◆ **Directive**
Please explain why the walking-pace excerpt works out the forest stretch at 8 Km a day instead of a higher figure.

Through relatively flat/rolling tracks (equivalent to your Meadow) it was a comfortable about 3-4 Kph (That was with a 5 Kg Rifle and around a 20 kg Rucksack). I'm not super-duper fit (in the process of getting fitter), it was uphill and downhill, but not so steep that it was difficult. I did have to stop after about 2.5 hours for a break (about 30 mins). I reckon I could have kept up that pace in that terrain for a full day of walking. Call it 8 hours of walking - around 24-32 Km. So your 241 Km journey across grasslands and rolling hills could be done in around 10-15 days - As you'll need some rest days to gather supplies/food etc.

However, when I was going on an actual hunt and going through the Bush (aka Forest) - it was more like 1-2 Kph. It does depend on how thick the forest is, but yeah, it's much slower going and in addition (if the canopy is very dense) the hours in which there's enough visible light to safely walk in is shortened by potentially 1-2 hours each side of daybreak.

So, 8 hours again, that's 8 Km a day (I'm picking the lower number because a single Human moving through the forest is one thing, 25,000 humans is quite another) - and so this second part of the journey would take around 30 days (again, we need rest days and re-supply days).

◆ **Given data**

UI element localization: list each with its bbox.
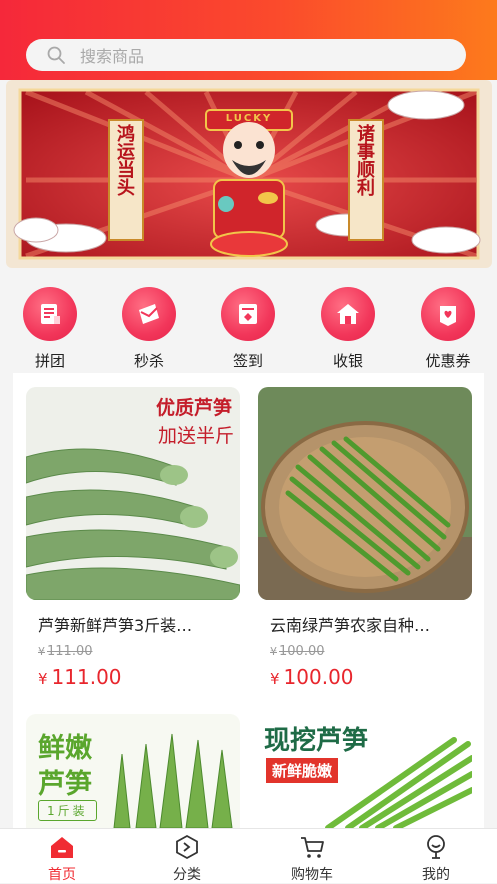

◆ **Right answer**
For the forest pace of 1-2 Kph over 8 hours of walking, the writer picks the lower number. The reason given is that a single person moving through the forest is one thing, but 25,000 people is quite another.